*CHALLENGE*
Do any lines in the data below contain "this"? If so, copy every one of them.

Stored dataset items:
====

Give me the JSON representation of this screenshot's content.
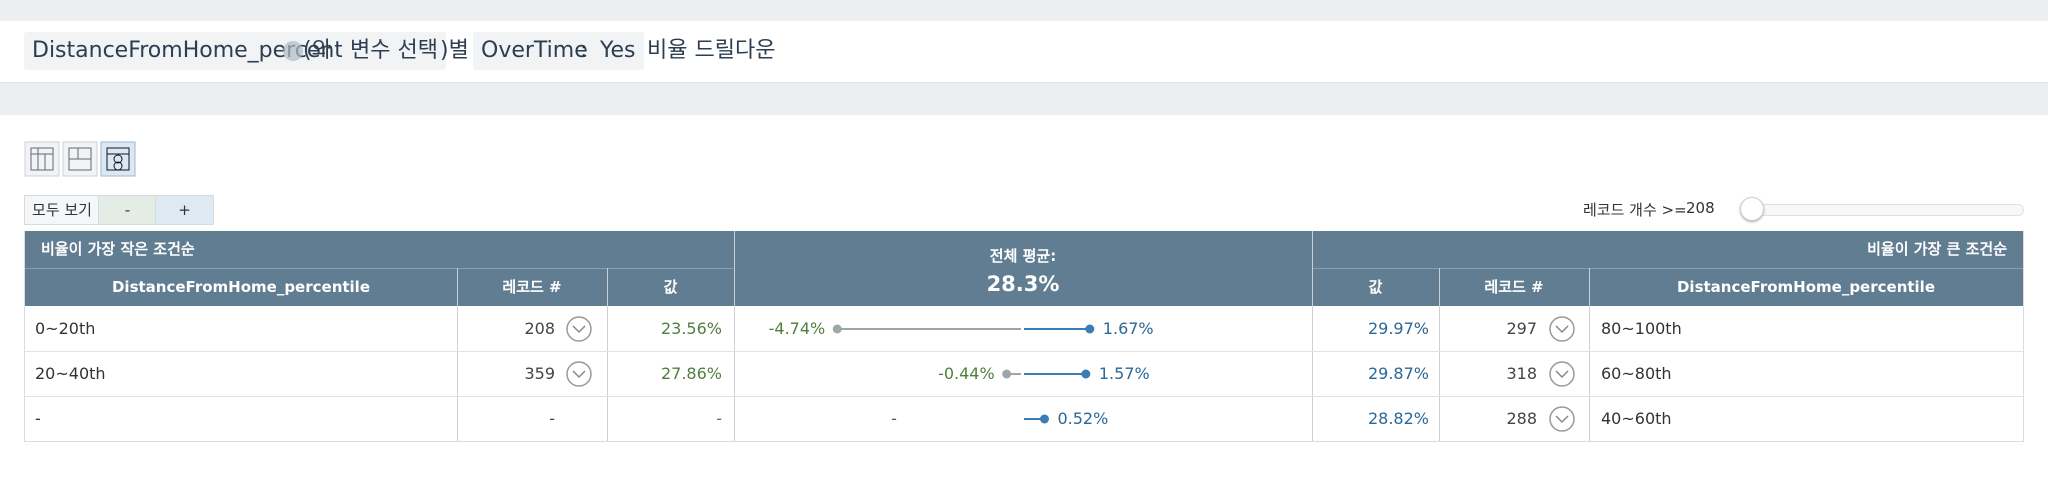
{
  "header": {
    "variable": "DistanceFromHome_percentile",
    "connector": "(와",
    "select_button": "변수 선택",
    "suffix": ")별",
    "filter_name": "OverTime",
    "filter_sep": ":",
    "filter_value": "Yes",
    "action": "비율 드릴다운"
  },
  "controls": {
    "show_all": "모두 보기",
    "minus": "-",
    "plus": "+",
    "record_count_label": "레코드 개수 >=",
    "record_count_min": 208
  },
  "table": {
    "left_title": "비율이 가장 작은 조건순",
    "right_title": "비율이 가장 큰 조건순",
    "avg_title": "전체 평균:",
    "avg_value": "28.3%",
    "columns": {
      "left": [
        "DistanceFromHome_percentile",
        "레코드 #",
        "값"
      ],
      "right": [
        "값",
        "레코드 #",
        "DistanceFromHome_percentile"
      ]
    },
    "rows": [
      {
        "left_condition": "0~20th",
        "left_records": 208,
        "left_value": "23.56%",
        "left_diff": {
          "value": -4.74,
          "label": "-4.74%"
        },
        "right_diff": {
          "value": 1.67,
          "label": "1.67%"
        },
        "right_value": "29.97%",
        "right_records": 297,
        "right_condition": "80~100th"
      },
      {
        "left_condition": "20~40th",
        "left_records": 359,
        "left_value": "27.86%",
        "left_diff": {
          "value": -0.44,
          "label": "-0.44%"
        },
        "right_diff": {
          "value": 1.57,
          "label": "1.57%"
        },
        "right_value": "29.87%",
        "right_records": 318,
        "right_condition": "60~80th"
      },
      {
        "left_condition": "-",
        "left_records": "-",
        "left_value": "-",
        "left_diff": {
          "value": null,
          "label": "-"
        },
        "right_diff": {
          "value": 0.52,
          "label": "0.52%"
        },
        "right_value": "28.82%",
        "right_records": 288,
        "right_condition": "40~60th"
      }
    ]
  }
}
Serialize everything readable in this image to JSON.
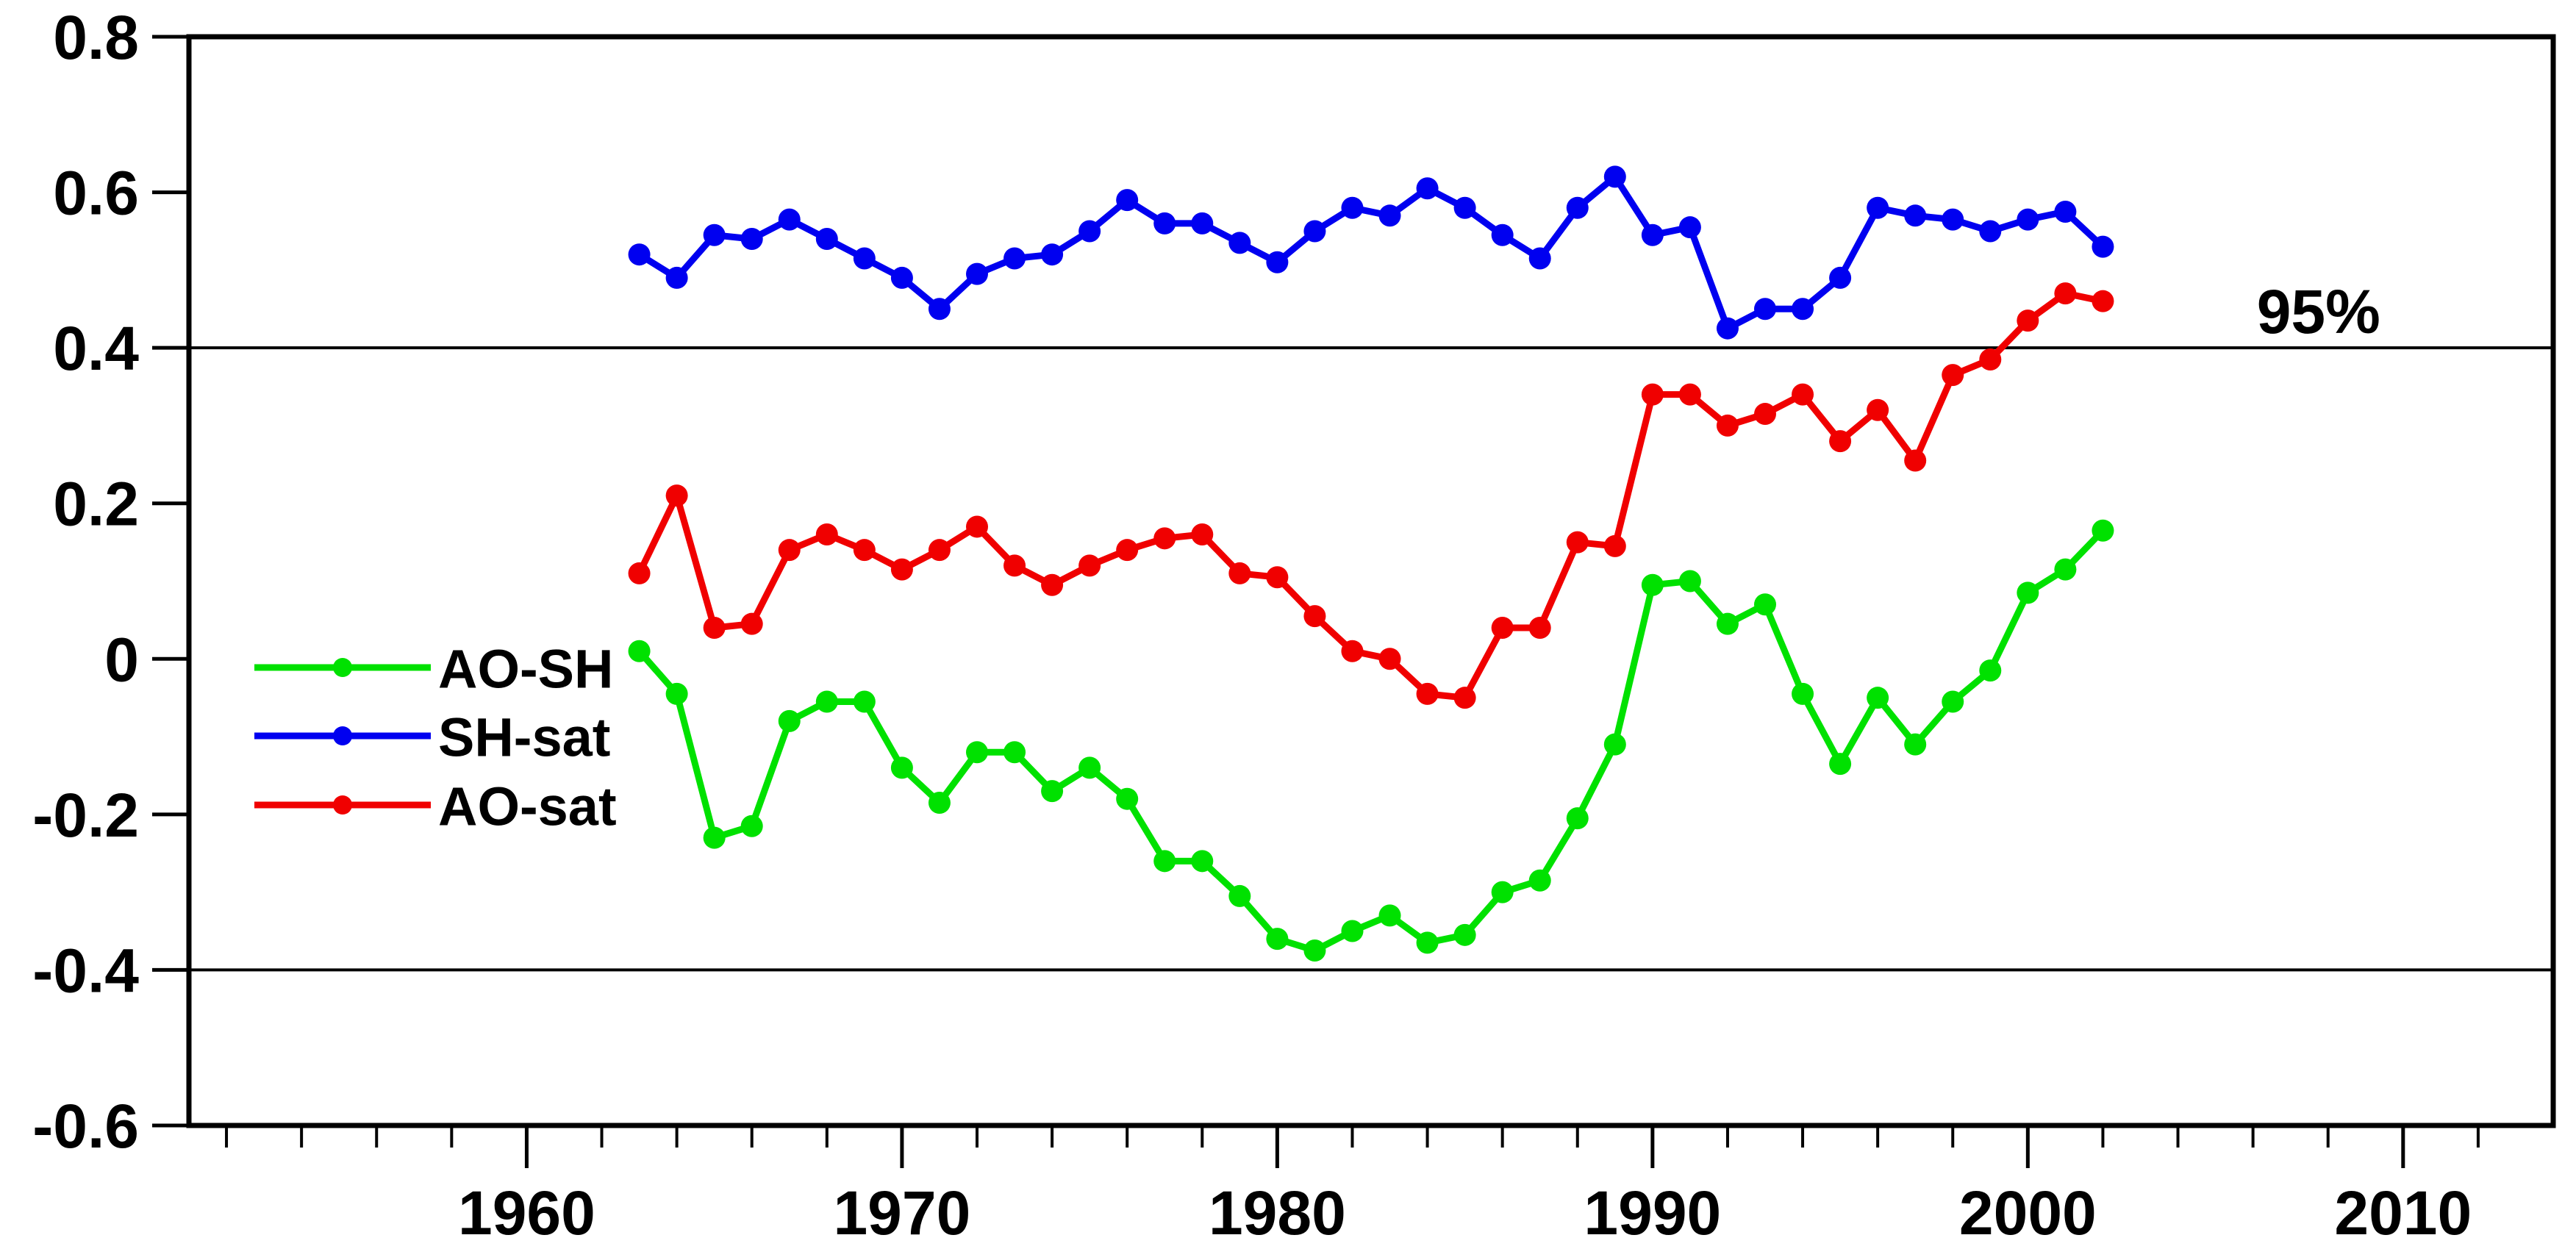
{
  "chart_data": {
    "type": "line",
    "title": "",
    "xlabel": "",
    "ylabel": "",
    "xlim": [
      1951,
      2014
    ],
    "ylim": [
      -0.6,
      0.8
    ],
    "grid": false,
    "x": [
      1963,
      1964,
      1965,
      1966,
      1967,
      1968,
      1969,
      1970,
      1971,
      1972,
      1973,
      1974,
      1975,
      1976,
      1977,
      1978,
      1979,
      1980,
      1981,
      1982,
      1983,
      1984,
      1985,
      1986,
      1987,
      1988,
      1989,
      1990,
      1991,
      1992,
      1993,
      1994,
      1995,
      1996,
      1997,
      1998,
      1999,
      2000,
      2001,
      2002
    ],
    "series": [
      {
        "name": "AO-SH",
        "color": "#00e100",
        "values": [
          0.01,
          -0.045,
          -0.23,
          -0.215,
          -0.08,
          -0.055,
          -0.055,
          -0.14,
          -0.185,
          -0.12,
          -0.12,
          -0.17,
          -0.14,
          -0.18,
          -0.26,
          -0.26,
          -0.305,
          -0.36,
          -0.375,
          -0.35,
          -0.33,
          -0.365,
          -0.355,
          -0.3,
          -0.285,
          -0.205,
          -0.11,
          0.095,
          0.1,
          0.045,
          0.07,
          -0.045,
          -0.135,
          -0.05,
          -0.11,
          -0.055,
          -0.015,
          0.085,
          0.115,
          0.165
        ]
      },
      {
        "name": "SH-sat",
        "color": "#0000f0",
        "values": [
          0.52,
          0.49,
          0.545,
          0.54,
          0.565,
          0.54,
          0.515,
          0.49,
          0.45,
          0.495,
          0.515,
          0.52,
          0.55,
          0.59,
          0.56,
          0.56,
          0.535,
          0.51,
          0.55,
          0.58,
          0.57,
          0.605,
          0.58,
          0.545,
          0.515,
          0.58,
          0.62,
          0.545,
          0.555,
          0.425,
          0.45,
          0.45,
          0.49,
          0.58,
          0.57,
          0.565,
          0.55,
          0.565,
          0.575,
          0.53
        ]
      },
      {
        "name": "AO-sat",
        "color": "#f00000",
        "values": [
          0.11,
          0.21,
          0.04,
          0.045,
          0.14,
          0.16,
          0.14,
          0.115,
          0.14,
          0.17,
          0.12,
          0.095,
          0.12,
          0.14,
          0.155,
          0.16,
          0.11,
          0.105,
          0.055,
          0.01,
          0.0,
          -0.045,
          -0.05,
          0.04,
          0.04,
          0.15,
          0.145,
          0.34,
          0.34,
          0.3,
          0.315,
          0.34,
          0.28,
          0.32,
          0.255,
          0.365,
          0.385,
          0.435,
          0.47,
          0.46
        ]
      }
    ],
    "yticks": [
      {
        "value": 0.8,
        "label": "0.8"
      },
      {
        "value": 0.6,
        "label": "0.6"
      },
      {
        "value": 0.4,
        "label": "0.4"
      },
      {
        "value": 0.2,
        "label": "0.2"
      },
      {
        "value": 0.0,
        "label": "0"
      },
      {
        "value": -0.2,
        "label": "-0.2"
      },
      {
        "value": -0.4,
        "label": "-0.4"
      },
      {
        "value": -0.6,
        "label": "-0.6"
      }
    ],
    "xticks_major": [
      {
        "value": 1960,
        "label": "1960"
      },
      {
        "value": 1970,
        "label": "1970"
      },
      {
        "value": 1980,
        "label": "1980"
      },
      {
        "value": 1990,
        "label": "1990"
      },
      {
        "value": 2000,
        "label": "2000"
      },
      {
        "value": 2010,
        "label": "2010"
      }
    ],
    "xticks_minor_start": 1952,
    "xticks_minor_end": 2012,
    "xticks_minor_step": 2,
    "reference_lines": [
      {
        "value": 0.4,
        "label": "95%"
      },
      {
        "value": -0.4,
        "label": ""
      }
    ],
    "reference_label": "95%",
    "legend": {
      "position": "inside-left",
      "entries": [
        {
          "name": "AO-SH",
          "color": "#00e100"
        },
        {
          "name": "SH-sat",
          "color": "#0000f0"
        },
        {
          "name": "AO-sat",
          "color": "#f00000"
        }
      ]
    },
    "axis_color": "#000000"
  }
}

====

*EXERCISE ANSWER*
Give me the JSON representation of this screenshot's content.
Serialize everything readable in this image to JSON.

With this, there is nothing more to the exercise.